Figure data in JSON
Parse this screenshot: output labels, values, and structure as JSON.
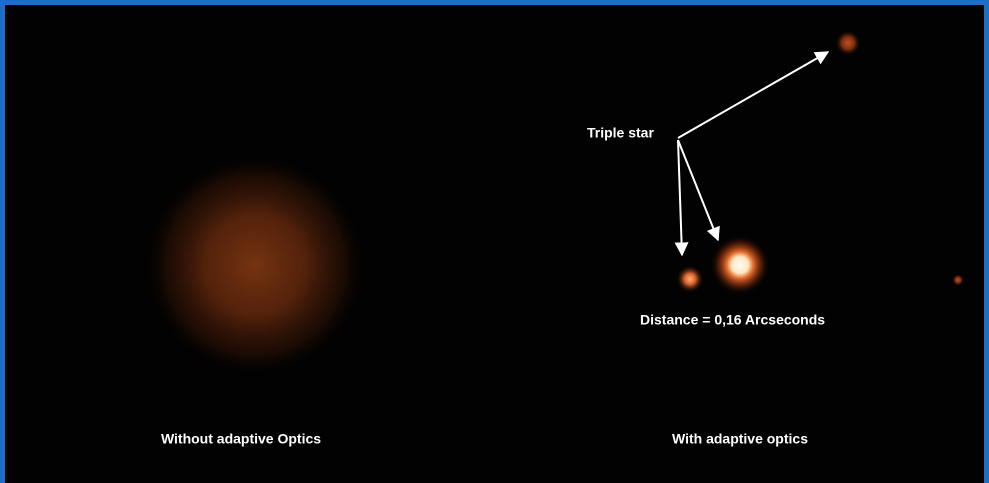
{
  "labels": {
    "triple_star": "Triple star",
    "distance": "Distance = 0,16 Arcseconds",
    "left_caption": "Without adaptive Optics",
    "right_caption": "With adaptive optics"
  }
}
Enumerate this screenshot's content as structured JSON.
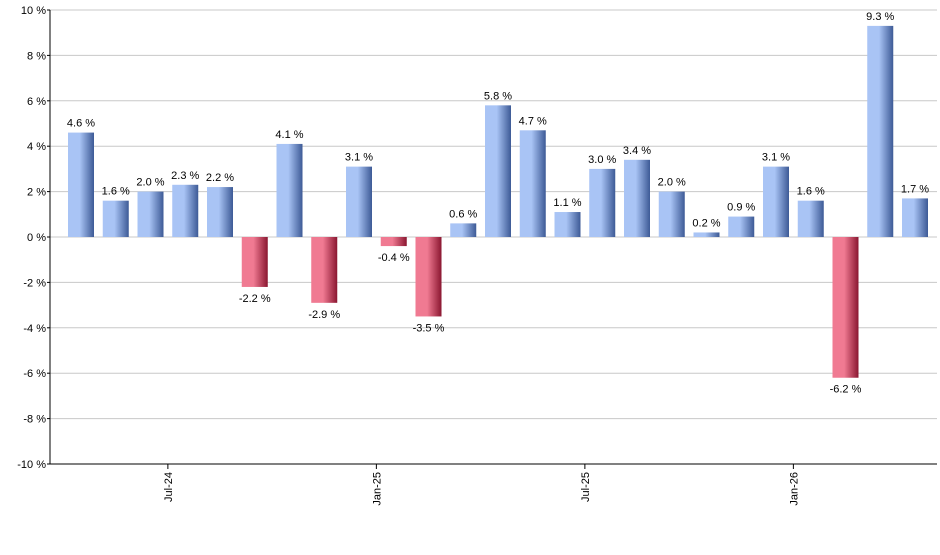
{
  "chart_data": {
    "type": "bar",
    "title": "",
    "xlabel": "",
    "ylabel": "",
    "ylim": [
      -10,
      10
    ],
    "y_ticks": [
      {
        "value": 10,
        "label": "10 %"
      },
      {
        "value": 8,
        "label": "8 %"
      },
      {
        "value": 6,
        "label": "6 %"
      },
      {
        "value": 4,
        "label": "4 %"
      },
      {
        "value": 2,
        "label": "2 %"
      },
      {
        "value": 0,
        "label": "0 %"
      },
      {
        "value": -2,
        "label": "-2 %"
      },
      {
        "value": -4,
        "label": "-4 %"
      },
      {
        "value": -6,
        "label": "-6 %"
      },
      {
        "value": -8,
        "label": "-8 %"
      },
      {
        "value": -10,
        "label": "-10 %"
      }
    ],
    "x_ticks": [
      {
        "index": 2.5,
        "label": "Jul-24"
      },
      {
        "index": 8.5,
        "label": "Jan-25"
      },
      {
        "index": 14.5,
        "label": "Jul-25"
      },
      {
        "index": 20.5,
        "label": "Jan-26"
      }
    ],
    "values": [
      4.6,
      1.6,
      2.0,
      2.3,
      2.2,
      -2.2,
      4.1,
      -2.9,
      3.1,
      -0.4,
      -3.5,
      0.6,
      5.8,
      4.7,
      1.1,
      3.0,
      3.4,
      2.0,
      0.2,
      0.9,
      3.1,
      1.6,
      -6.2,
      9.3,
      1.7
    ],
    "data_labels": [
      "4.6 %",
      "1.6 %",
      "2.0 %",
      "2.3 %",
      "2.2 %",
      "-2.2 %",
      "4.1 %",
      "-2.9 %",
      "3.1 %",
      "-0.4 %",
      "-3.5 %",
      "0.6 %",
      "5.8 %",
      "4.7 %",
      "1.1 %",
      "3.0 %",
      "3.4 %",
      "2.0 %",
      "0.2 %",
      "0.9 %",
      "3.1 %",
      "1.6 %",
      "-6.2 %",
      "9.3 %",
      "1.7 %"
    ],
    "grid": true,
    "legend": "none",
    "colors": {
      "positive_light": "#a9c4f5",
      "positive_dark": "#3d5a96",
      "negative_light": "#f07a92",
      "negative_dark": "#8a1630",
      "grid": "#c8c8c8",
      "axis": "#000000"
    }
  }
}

__JOB__. Pictures are excluded; copy every other part of the records exactly.

__TASK OUTPUT__.
Parse this screenshot: output labels, values, and structure as JSON.
{
  "labels": {
    "triple_star": "Triple star",
    "distance": "Distance = 0,16 Arcseconds",
    "left_caption": "Without adaptive Optics",
    "right_caption": "With adaptive optics"
  }
}
Enumerate this screenshot's content as structured JSON.
{
  "chart_data": {
    "type": "bar",
    "title": "",
    "xlabel": "",
    "ylabel": "",
    "ylim": [
      -10,
      10
    ],
    "y_ticks": [
      {
        "value": 10,
        "label": "10 %"
      },
      {
        "value": 8,
        "label": "8 %"
      },
      {
        "value": 6,
        "label": "6 %"
      },
      {
        "value": 4,
        "label": "4 %"
      },
      {
        "value": 2,
        "label": "2 %"
      },
      {
        "value": 0,
        "label": "0 %"
      },
      {
        "value": -2,
        "label": "-2 %"
      },
      {
        "value": -4,
        "label": "-4 %"
      },
      {
        "value": -6,
        "label": "-6 %"
      },
      {
        "value": -8,
        "label": "-8 %"
      },
      {
        "value": -10,
        "label": "-10 %"
      }
    ],
    "x_ticks": [
      {
        "index": 2.5,
        "label": "Jul-24"
      },
      {
        "index": 8.5,
        "label": "Jan-25"
      },
      {
        "index": 14.5,
        "label": "Jul-25"
      },
      {
        "index": 20.5,
        "label": "Jan-26"
      }
    ],
    "values": [
      4.6,
      1.6,
      2.0,
      2.3,
      2.2,
      -2.2,
      4.1,
      -2.9,
      3.1,
      -0.4,
      -3.5,
      0.6,
      5.8,
      4.7,
      1.1,
      3.0,
      3.4,
      2.0,
      0.2,
      0.9,
      3.1,
      1.6,
      -6.2,
      9.3,
      1.7
    ],
    "data_labels": [
      "4.6 %",
      "1.6 %",
      "2.0 %",
      "2.3 %",
      "2.2 %",
      "-2.2 %",
      "4.1 %",
      "-2.9 %",
      "3.1 %",
      "-0.4 %",
      "-3.5 %",
      "0.6 %",
      "5.8 %",
      "4.7 %",
      "1.1 %",
      "3.0 %",
      "3.4 %",
      "2.0 %",
      "0.2 %",
      "0.9 %",
      "3.1 %",
      "1.6 %",
      "-6.2 %",
      "9.3 %",
      "1.7 %"
    ],
    "grid": true,
    "legend": "none",
    "colors": {
      "positive_light": "#a9c4f5",
      "positive_dark": "#3d5a96",
      "negative_light": "#f07a92",
      "negative_dark": "#8a1630",
      "grid": "#c8c8c8",
      "axis": "#000000"
    }
  }
}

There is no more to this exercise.